## [What the task asks]
Your task is to repeat all of the material exactly.

(Records contained in a dataset)
------------------------------------------------------------
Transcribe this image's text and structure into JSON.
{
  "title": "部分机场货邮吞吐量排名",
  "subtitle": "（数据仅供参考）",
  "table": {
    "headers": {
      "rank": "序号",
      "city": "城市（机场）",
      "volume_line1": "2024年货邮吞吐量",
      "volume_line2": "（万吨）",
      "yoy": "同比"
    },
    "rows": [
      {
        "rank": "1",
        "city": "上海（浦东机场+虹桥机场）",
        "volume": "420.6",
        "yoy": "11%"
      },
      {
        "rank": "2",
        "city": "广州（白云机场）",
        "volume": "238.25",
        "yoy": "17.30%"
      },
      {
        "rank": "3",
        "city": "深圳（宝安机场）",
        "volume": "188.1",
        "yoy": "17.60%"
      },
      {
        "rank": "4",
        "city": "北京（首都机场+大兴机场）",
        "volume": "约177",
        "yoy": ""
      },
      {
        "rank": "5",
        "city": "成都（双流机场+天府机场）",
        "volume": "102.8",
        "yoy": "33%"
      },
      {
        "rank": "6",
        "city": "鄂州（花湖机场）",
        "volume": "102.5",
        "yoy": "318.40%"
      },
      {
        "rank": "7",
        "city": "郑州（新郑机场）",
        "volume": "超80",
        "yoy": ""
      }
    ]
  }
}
------------------------------------------------------------
## [Solution to this exercise]
Transcribe this image's text and structure into JSON.
{
  "title": "部分机场货邮吞吐量排名",
  "subtitle": "（数据仅供参考）",
  "table": {
    "headers": {
      "rank": "序号",
      "city": "城市（机场）",
      "volume_line1": "2024年货邮吞吐量",
      "volume_line2": "（万吨）",
      "yoy": "同比"
    },
    "rows": [
      {
        "rank": "1",
        "city": "上海（浦东机场+虹桥机场）",
        "volume": "420.6",
        "yoy": "11%"
      },
      {
        "rank": "2",
        "city": "广州（白云机场）",
        "volume": "238.25",
        "yoy": "17.30%"
      },
      {
        "rank": "3",
        "city": "深圳（宝安机场）",
        "volume": "188.1",
        "yoy": "17.60%"
      },
      {
        "rank": "4",
        "city": "北京（首都机场+大兴机场）",
        "volume": "约177",
        "yoy": ""
      },
      {
        "rank": "5",
        "city": "成都（双流机场+天府机场）",
        "volume": "102.8",
        "yoy": "33%"
      },
      {
        "rank": "6",
        "city": "鄂州（花湖机场）",
        "volume": "102.5",
        "yoy": "318.40%"
      },
      {
        "rank": "7",
        "city": "郑州（新郑机场）",
        "volume": "超80",
        "yoy": ""
      }
    ]
  }
}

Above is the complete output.